Copy all of the material word for word, except for the pictures.

^^^^^^^^^^^^^^^^

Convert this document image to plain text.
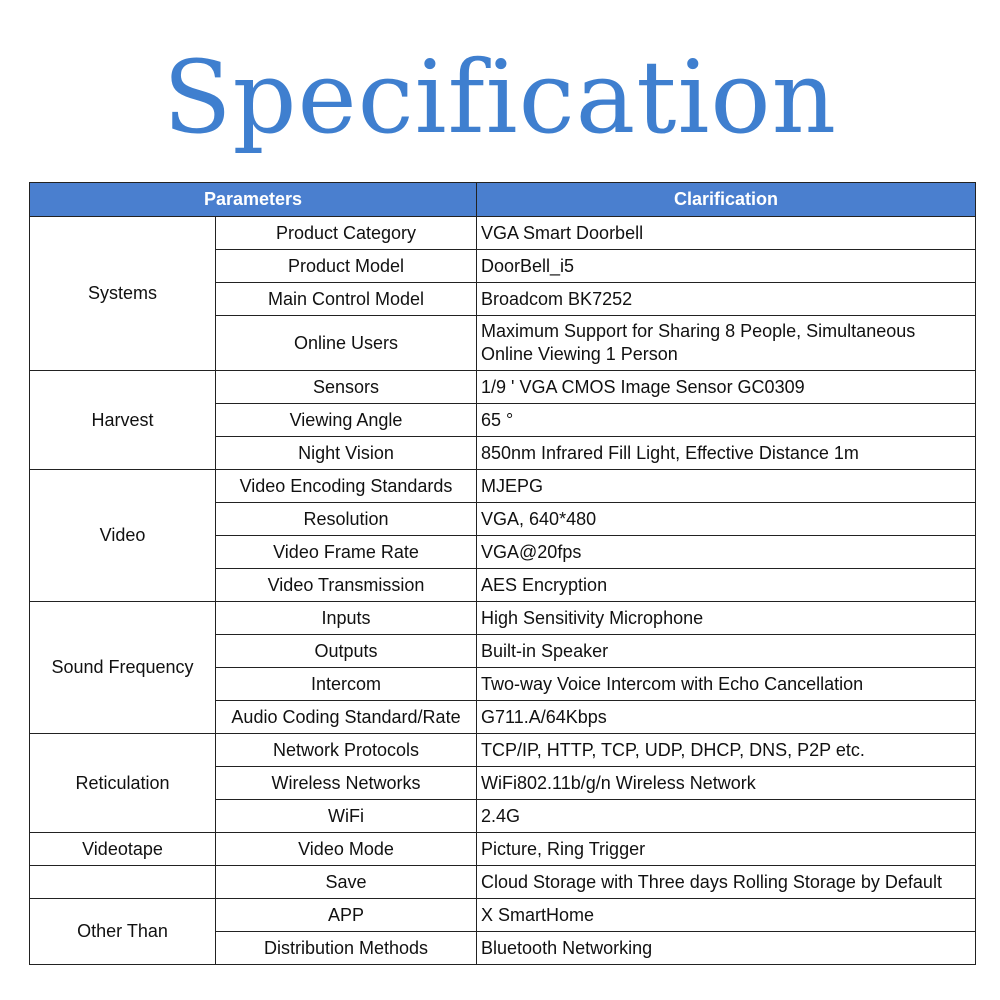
Specification
Parameters		Clarification
Systems	Product Category	VGA Smart Doorbell
	Product Model	DoorBell_i5
	Main Control Model	Broadcom BK7252
	Online Users	Maximum Support for Sharing 8 People, Simultaneous Online Viewing 1 Person
Harvest	Sensors	1/9 ' VGA CMOS Image Sensor GC0309
	Viewing Angle	65 °
	Night Vision	850nm Infrared Fill Light, Effective Distance 1m
Video	Video Encoding Standards	MJEPG
	Resolution	VGA, 640*480
	Video Frame Rate	VGA@20fps
	Video Transmission	AES Encryption
Sound Frequency	Inputs	High Sensitivity Microphone
	Outputs	Built-in Speaker
	Intercom	Two-way Voice Intercom with Echo Cancellation
	Audio Coding Standard/Rate	G711.A/64Kbps
Reticulation	Network Protocols	TCP/IP, HTTP, TCP, UDP, DHCP, DNS, P2P etc.
	Wireless Networks	WiFi802.11b/g/n Wireless Network
	WiFi	2.4G
Videotape	Video Mode	Picture, Ring Trigger
	Save	Cloud Storage with Three days Rolling Storage by Default
Other Than	APP	X SmartHome
	Distribution Methods	Bluetooth Networking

^^^^^^^^^^^^^^^^

> [Right answer]:
Convert this document image to plain text.
Specification
Parameters		Clarification
Systems	Product Category	VGA Smart Doorbell
	Product Model	DoorBell_i5
	Main Control Model	Broadcom BK7252
	Online Users	Maximum Support for Sharing 8 People, Simultaneous Online Viewing 1 Person
Harvest	Sensors	1/9 ' VGA CMOS Image Sensor GC0309
	Viewing Angle	65 °
	Night Vision	850nm Infrared Fill Light, Effective Distance 1m
Video	Video Encoding Standards	MJEPG
	Resolution	VGA, 640*480
	Video Frame Rate	VGA@20fps
	Video Transmission	AES Encryption
Sound Frequency	Inputs	High Sensitivity Microphone
	Outputs	Built-in Speaker
	Intercom	Two-way Voice Intercom with Echo Cancellation
	Audio Coding Standard/Rate	G711.A/64Kbps
Reticulation	Network Protocols	TCP/IP, HTTP, TCP, UDP, DHCP, DNS, P2P etc.
	Wireless Networks	WiFi802.11b/g/n Wireless Network
	WiFi	2.4G
Videotape	Video Mode	Picture, Ring Trigger
	Save	Cloud Storage with Three days Rolling Storage by Default
Other Than	APP	X SmartHome
	Distribution Methods	Bluetooth Networking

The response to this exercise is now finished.